┏━━

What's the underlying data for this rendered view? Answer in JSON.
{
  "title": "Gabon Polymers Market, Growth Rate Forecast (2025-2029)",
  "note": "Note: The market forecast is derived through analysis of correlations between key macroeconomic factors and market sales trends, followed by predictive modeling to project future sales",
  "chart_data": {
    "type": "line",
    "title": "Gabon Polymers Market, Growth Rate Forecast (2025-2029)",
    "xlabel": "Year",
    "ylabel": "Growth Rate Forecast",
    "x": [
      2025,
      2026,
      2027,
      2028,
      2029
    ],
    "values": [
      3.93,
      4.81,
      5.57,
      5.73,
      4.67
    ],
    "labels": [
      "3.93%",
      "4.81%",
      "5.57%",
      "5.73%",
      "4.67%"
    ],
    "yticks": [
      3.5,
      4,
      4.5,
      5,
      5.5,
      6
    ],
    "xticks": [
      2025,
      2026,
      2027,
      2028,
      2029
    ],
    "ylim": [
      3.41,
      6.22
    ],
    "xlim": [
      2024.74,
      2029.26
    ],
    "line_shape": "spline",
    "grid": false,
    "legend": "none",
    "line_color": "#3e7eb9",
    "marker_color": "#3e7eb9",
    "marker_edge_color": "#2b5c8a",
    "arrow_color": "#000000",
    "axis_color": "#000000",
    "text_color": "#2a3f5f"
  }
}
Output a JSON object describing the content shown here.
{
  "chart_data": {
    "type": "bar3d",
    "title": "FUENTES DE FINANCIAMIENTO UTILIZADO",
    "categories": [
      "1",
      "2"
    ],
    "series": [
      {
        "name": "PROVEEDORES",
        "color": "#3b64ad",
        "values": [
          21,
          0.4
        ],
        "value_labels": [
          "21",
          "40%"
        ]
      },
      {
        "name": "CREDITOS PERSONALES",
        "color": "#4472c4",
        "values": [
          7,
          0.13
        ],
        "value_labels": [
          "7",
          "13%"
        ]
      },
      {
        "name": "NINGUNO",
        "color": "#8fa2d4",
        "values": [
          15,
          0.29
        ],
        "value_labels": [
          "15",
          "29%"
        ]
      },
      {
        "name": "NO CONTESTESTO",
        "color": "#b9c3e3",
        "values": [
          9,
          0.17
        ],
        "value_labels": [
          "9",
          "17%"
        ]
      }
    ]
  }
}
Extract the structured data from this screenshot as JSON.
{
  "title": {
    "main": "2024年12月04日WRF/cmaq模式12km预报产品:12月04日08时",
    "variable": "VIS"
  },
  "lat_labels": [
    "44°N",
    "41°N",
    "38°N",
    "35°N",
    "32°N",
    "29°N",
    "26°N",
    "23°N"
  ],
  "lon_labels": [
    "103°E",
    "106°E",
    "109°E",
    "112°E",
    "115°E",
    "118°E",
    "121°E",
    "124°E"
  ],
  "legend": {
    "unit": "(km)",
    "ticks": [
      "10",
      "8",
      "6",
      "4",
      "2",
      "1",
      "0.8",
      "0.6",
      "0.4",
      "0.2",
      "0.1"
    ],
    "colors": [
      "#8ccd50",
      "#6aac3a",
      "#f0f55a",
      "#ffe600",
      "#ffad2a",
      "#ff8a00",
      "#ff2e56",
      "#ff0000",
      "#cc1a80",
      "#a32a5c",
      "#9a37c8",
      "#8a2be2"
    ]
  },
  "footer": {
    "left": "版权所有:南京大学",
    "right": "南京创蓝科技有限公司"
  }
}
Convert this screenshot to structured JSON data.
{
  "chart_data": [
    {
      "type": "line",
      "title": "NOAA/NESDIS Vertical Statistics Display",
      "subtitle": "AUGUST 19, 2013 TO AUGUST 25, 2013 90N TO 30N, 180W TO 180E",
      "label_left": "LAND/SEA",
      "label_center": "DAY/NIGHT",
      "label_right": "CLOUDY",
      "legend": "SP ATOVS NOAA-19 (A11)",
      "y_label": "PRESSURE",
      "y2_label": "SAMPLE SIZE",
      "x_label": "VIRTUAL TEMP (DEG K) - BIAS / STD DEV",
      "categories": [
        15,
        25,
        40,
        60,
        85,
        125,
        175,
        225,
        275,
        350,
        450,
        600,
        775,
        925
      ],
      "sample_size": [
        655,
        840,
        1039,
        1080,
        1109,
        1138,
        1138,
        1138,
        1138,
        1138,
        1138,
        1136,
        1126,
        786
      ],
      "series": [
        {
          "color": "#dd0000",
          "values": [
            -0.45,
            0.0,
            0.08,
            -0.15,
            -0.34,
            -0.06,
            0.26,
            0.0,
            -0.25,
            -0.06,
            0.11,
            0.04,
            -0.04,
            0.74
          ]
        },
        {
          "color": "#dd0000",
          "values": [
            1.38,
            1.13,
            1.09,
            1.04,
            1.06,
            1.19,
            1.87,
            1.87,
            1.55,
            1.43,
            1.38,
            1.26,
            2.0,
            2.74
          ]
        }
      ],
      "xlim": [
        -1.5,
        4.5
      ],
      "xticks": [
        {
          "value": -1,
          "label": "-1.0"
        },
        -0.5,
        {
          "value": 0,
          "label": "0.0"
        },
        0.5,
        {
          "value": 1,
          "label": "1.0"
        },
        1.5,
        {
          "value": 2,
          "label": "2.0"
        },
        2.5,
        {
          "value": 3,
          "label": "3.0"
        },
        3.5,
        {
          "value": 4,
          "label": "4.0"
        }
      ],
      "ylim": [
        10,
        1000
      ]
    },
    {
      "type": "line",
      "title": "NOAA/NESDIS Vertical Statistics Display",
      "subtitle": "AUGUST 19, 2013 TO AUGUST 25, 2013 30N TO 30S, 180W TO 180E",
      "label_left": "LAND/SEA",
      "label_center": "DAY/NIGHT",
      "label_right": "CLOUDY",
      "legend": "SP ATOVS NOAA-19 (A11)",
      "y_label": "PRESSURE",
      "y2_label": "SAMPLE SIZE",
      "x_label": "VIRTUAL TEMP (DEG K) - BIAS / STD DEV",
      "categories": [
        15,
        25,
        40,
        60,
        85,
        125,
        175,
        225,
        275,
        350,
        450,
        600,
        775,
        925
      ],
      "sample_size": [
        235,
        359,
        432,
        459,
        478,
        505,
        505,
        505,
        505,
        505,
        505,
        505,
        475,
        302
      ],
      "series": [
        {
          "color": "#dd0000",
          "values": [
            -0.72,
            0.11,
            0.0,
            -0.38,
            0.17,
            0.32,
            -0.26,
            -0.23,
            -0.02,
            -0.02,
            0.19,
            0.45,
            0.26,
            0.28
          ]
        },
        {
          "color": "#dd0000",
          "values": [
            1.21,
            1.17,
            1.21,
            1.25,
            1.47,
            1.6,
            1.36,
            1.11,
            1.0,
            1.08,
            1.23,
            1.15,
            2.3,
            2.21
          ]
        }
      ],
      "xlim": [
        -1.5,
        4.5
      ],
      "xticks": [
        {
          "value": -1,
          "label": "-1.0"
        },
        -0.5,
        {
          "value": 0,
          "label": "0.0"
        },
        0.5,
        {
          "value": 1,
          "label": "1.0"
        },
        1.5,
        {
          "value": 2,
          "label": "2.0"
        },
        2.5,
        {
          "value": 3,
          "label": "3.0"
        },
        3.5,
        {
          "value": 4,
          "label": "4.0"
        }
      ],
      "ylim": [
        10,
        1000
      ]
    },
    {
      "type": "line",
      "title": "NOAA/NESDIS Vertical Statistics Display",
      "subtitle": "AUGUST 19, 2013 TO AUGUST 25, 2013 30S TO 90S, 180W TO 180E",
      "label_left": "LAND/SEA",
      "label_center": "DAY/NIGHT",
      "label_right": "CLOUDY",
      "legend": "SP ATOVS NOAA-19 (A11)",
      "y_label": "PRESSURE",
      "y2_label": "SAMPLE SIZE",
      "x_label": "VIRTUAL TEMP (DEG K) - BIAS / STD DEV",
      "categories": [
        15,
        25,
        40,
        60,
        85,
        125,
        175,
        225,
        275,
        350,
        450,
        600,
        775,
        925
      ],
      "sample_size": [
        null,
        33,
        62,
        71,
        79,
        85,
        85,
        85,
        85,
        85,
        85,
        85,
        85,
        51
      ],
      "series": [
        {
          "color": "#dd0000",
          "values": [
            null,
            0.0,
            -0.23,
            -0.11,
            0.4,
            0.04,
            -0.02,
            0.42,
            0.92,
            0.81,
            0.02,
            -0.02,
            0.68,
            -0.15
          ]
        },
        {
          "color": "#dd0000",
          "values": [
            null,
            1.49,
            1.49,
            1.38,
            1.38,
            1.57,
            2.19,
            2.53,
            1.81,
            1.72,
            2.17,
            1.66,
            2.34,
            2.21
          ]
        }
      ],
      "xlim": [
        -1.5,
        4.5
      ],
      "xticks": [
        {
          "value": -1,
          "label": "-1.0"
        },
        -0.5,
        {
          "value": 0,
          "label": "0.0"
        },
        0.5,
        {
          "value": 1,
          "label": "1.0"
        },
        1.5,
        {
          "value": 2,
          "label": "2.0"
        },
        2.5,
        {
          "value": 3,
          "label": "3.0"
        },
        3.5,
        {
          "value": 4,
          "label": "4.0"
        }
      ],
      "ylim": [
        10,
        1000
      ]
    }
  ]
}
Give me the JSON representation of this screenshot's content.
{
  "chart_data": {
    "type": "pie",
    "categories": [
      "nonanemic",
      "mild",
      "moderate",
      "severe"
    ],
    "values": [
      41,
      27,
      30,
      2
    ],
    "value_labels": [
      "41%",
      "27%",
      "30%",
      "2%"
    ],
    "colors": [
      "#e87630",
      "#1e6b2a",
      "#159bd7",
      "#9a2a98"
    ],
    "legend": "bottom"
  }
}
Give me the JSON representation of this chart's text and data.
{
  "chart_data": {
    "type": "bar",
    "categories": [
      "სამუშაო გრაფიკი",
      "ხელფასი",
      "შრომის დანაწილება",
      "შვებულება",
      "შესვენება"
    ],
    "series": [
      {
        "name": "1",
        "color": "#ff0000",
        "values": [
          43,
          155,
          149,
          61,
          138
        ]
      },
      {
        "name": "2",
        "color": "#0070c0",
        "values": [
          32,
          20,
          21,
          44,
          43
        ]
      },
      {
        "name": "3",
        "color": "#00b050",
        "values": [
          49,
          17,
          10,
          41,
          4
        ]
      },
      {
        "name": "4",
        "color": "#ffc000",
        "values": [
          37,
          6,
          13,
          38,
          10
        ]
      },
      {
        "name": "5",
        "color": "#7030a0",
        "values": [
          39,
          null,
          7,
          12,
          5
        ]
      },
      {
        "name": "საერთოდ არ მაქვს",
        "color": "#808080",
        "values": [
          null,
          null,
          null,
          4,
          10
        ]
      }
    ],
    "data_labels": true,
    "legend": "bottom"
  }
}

┗━━

▸ Directions for this task
Each line in the data that holds the string "subtitle" should be found and copied.

▸ Response below
      "subtitle": "AUGUST 19, 2013 TO AUGUST 25, 2013 90N TO 30N, 180W TO 180E",
      "subtitle": "AUGUST 19, 2013 TO AUGUST 25, 2013 30N TO 30S, 180W TO 180E",
      "subtitle": "AUGUST 19, 2013 TO AUGUST 25, 2013 30S TO 90S, 180W TO 180E",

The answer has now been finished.